**Goal**: In the material below, find all lines with the string "series" and copy them.

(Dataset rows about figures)
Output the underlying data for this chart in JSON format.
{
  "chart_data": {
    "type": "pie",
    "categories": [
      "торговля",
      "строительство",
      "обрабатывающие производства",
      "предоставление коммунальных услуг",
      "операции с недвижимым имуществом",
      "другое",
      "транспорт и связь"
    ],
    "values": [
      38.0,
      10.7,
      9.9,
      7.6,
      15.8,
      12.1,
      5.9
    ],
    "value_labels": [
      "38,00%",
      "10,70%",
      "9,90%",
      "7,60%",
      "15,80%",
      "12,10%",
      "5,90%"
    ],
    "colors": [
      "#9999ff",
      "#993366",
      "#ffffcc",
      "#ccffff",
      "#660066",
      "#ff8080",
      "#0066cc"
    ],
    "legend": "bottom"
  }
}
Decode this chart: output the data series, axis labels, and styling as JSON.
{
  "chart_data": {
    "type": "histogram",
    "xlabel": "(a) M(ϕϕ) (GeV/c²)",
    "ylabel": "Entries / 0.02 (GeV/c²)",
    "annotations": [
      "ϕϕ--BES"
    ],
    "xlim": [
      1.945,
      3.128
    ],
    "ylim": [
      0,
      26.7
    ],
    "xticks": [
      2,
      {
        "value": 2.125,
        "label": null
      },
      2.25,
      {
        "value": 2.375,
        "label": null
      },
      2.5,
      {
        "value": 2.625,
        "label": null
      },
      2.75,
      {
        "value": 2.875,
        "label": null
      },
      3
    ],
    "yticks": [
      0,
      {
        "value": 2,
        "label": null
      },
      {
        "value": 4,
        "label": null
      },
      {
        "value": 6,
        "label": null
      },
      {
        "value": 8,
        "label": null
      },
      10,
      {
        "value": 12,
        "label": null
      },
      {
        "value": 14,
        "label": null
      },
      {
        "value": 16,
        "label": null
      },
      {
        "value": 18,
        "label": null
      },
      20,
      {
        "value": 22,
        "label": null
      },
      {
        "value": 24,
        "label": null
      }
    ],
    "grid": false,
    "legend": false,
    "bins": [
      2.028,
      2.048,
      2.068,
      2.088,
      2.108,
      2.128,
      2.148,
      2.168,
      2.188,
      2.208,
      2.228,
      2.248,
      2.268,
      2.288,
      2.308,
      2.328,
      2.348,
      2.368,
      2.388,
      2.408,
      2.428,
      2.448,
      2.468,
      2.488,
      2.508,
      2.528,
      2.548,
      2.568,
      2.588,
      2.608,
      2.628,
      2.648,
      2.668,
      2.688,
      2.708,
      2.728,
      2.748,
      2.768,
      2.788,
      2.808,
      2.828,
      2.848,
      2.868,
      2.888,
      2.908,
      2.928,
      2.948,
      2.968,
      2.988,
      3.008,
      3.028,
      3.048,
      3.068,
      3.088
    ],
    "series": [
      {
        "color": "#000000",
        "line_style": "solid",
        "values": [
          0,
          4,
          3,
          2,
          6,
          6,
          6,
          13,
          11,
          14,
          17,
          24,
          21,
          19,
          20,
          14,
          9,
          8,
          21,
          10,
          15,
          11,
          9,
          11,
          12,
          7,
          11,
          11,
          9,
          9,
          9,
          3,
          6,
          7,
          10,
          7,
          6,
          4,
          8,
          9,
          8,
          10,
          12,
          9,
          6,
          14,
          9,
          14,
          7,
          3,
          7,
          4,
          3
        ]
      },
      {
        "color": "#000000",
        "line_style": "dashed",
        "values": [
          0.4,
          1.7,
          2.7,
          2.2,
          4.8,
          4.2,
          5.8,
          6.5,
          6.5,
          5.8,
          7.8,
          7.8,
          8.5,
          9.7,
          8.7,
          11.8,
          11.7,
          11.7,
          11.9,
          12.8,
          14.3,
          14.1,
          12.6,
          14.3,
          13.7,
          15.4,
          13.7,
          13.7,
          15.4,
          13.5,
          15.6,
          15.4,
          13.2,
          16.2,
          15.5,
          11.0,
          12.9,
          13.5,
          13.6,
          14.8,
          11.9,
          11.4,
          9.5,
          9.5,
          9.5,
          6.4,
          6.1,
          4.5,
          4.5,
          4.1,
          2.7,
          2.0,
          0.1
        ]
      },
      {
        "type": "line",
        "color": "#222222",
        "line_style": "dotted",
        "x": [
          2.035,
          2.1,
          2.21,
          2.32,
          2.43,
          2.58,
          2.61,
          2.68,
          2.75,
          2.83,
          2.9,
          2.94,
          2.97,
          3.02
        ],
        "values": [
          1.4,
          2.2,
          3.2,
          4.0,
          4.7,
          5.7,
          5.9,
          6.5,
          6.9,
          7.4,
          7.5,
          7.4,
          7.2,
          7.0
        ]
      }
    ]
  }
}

**Task output**:
Decode this chart: output the data series, axis labels, and styling as JSON.
    "series": [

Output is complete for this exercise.